(Stored dataset items)
+++
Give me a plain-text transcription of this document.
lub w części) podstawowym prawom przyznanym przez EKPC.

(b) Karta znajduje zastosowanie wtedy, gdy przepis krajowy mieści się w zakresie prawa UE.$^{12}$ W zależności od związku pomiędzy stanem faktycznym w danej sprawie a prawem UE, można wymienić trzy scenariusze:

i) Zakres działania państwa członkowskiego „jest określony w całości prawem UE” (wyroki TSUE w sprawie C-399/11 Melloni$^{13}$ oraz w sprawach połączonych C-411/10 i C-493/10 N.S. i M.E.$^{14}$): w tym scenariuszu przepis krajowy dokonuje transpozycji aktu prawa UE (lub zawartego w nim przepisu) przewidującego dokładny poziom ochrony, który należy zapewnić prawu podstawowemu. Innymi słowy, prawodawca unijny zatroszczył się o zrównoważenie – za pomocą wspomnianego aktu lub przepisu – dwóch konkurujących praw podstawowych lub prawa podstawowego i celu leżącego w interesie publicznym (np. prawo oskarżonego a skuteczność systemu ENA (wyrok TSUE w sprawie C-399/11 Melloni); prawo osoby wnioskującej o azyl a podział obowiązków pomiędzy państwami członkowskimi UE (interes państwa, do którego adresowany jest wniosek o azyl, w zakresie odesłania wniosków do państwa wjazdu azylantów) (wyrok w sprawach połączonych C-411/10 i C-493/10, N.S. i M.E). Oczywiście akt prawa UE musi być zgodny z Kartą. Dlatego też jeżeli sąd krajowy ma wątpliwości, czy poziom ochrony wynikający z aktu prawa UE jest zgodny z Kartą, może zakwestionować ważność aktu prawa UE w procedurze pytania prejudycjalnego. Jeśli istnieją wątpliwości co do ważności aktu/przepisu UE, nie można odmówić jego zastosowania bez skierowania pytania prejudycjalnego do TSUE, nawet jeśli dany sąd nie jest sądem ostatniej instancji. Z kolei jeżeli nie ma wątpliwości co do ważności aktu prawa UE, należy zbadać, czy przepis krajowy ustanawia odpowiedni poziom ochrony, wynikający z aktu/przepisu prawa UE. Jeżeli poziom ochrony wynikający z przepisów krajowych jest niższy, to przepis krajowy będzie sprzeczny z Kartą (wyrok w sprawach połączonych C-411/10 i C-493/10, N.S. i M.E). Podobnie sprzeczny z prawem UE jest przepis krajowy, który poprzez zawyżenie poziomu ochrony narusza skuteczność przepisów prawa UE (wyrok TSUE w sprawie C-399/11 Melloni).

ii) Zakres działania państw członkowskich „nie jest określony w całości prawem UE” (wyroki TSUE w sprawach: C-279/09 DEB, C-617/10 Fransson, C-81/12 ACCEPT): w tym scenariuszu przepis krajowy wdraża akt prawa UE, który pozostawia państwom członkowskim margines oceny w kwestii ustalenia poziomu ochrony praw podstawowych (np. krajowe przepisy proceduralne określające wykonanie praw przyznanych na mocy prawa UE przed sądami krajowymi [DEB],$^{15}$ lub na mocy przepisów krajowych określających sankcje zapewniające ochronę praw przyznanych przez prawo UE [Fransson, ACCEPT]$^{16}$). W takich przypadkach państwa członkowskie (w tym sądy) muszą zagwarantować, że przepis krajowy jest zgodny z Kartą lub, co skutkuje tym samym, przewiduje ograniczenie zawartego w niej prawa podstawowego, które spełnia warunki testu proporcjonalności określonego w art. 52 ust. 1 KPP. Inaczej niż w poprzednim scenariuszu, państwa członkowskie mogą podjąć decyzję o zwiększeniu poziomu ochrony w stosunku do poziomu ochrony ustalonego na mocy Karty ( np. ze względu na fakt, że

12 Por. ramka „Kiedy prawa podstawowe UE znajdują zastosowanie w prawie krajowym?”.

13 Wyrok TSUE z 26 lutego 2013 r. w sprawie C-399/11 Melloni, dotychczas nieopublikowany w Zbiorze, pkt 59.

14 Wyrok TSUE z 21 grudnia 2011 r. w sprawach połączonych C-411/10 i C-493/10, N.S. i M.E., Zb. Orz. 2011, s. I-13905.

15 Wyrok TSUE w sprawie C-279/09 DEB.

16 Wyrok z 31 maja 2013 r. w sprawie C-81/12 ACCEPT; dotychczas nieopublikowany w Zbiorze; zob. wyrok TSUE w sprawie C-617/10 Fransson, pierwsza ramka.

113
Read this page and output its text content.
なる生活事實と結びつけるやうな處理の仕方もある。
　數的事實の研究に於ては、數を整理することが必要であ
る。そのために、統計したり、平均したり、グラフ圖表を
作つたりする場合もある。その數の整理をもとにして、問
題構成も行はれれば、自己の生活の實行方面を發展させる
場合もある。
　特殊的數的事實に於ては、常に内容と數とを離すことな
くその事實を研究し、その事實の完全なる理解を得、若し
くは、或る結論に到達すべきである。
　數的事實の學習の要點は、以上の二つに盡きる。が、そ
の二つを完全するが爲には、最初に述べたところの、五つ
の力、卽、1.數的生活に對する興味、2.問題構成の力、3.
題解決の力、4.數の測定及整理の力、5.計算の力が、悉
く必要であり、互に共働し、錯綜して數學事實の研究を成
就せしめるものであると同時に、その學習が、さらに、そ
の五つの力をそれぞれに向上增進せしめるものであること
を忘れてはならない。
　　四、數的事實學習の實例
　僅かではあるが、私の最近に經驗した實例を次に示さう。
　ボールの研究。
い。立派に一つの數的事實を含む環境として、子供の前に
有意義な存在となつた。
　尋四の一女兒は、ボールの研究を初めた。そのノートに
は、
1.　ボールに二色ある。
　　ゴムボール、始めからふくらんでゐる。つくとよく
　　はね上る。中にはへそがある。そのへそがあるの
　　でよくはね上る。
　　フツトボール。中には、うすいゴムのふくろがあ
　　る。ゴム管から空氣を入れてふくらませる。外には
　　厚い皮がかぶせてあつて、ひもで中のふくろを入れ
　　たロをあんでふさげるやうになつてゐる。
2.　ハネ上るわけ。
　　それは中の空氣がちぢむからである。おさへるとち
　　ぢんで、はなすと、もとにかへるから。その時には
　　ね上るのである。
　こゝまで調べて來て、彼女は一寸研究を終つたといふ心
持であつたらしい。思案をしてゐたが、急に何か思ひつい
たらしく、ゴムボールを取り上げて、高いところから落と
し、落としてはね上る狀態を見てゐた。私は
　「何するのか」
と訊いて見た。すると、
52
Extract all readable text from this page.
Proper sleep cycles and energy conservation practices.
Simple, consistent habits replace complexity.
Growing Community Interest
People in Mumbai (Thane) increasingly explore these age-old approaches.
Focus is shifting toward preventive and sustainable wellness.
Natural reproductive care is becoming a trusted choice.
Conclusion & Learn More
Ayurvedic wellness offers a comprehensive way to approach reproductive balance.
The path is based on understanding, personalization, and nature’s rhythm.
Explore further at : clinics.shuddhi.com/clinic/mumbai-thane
+++
Exact output of every entry is required.

Give me a plain-text transcription of this document.
lub w części) podstawowym prawom przyznanym przez EKPC.

(b) Karta znajduje zastosowanie wtedy, gdy przepis krajowy mieści się w zakresie prawa UE.$^{12}$ W zależności od związku pomiędzy stanem faktycznym w danej sprawie a prawem UE, można wymienić trzy scenariusze:

i) Zakres działania państwa członkowskiego „jest określony w całości prawem UE” (wyroki TSUE w sprawie C-399/11 Melloni$^{13}$ oraz w sprawach połączonych C-411/10 i C-493/10 N.S. i M.E.$^{14}$): w tym scenariuszu przepis krajowy dokonuje transpozycji aktu prawa UE (lub zawartego w nim przepisu) przewidującego dokładny poziom ochrony, który należy zapewnić prawu podstawowemu. Innymi słowy, prawodawca unijny zatroszczył się o zrównoważenie – za pomocą wspomnianego aktu lub przepisu – dwóch konkurujących praw podstawowych lub prawa podstawowego i celu leżącego w interesie publicznym (np. prawo oskarżonego a skuteczność systemu ENA (wyrok TSUE w sprawie C-399/11 Melloni); prawo osoby wnioskującej o azyl a podział obowiązków pomiędzy państwami członkowskimi UE (interes państwa, do którego adresowany jest wniosek o azyl, w zakresie odesłania wniosków do państwa wjazdu azylantów) (wyrok w sprawach połączonych C-411/10 i C-493/10, N.S. i M.E). Oczywiście akt prawa UE musi być zgodny z Kartą. Dlatego też jeżeli sąd krajowy ma wątpliwości, czy poziom ochrony wynikający z aktu prawa UE jest zgodny z Kartą, może zakwestionować ważność aktu prawa UE w procedurze pytania prejudycjalnego. Jeśli istnieją wątpliwości co do ważności aktu/przepisu UE, nie można odmówić jego zastosowania bez skierowania pytania prejudycjalnego do TSUE, nawet jeśli dany sąd nie jest sądem ostatniej instancji. Z kolei jeżeli nie ma wątpliwości co do ważności aktu prawa UE, należy zbadać, czy przepis krajowy ustanawia odpowiedni poziom ochrony, wynikający z aktu/przepisu prawa UE. Jeżeli poziom ochrony wynikający z przepisów krajowych jest niższy, to przepis krajowy będzie sprzeczny z Kartą (wyrok w sprawach połączonych C-411/10 i C-493/10, N.S. i M.E). Podobnie sprzeczny z prawem UE jest przepis krajowy, który poprzez zawyżenie poziomu ochrony narusza skuteczność przepisów prawa UE (wyrok TSUE w sprawie C-399/11 Melloni).

ii) Zakres działania państw członkowskich „nie jest określony w całości prawem UE” (wyroki TSUE w sprawach: C-279/09 DEB, C-617/10 Fransson, C-81/12 ACCEPT): w tym scenariuszu przepis krajowy wdraża akt prawa UE, który pozostawia państwom członkowskim margines oceny w kwestii ustalenia poziomu ochrony praw podstawowych (np. krajowe przepisy proceduralne określające wykonanie praw przyznanych na mocy prawa UE przed sądami krajowymi [DEB],$^{15}$ lub na mocy przepisów krajowych określających sankcje zapewniające ochronę praw przyznanych przez prawo UE [Fransson, ACCEPT]$^{16}$). W takich przypadkach państwa członkowskie (w tym sądy) muszą zagwarantować, że przepis krajowy jest zgodny z Kartą lub, co skutkuje tym samym, przewiduje ograniczenie zawartego w niej prawa podstawowego, które spełnia warunki testu proporcjonalności określonego w art. 52 ust. 1 KPP. Inaczej niż w poprzednim scenariuszu, państwa członkowskie mogą podjąć decyzję o zwiększeniu poziomu ochrony w stosunku do poziomu ochrony ustalonego na mocy Karty ( np. ze względu na fakt, że

12 Por. ramka „Kiedy prawa podstawowe UE znajdują zastosowanie w prawie krajowym?”.

13 Wyrok TSUE z 26 lutego 2013 r. w sprawie C-399/11 Melloni, dotychczas nieopublikowany w Zbiorze, pkt 59.

14 Wyrok TSUE z 21 grudnia 2011 r. w sprawach połączonych C-411/10 i C-493/10, N.S. i M.E., Zb. Orz. 2011, s. I-13905.

15 Wyrok TSUE w sprawie C-279/09 DEB.

16 Wyrok z 31 maja 2013 r. w sprawie C-81/12 ACCEPT; dotychczas nieopublikowany w Zbiorze; zob. wyrok TSUE w sprawie C-617/10 Fransson, pierwsza ramka.

113
Read this page and output its text content.
なる生活事實と結びつけるやうな處理の仕方もある。
　數的事實の研究に於ては、數を整理することが必要であ
る。そのために、統計したり、平均したり、グラフ圖表を
作つたりする場合もある。その數の整理をもとにして、問
題構成も行はれれば、自己の生活の實行方面を發展させる
場合もある。
　特殊的數的事實に於ては、常に内容と數とを離すことな
くその事實を研究し、その事實の完全なる理解を得、若し
くは、或る結論に到達すべきである。
　數的事實の學習の要點は、以上の二つに盡きる。が、そ
の二つを完全するが爲には、最初に述べたところの、五つ
の力、卽、1.數的生活に對する興味、2.問題構成の力、3.
題解決の力、4.數の測定及整理の力、5.計算の力が、悉
く必要であり、互に共働し、錯綜して數學事實の研究を成
就せしめるものであると同時に、その學習が、さらに、そ
の五つの力をそれぞれに向上增進せしめるものであること
を忘れてはならない。
　　四、數的事實學習の實例
　僅かではあるが、私の最近に經驗した實例を次に示さう。
　ボールの研究。
い。立派に一つの數的事實を含む環境として、子供の前に
有意義な存在となつた。
　尋四の一女兒は、ボールの研究を初めた。そのノートに
は、
1.　ボールに二色ある。
　　ゴムボール、始めからふくらんでゐる。つくとよく
　　はね上る。中にはへそがある。そのへそがあるの
　　でよくはね上る。
　　フツトボール。中には、うすいゴムのふくろがあ
　　る。ゴム管から空氣を入れてふくらませる。外には
　　厚い皮がかぶせてあつて、ひもで中のふくろを入れ
　　たロをあんでふさげるやうになつてゐる。
2.　ハネ上るわけ。
　　それは中の空氣がちぢむからである。おさへるとち
　　ぢんで、はなすと、もとにかへるから。その時には
　　ね上るのである。
　こゝまで調べて來て、彼女は一寸研究を終つたといふ心
持であつたらしい。思案をしてゐたが、急に何か思ひつい
たらしく、ゴムボールを取り上げて、高いところから落と
し、落としてはね上る狀態を見てゐた。私は
　「何するのか」
と訊いて見た。すると、
52
Extract all readable text from this page.
Proper sleep cycles and energy conservation practices.
Simple, consistent habits replace complexity.
Growing Community Interest
People in Mumbai (Thane) increasingly explore these age-old approaches.
Focus is shifting toward preventive and sustainable wellness.
Natural reproductive care is becoming a trusted choice.
Conclusion & Learn More
Ayurvedic wellness offers a comprehensive way to approach reproductive balance.
The path is based on understanding, personalization, and nature’s rhythm.
Explore further at : clinics.shuddhi.com/clinic/mumbai-thane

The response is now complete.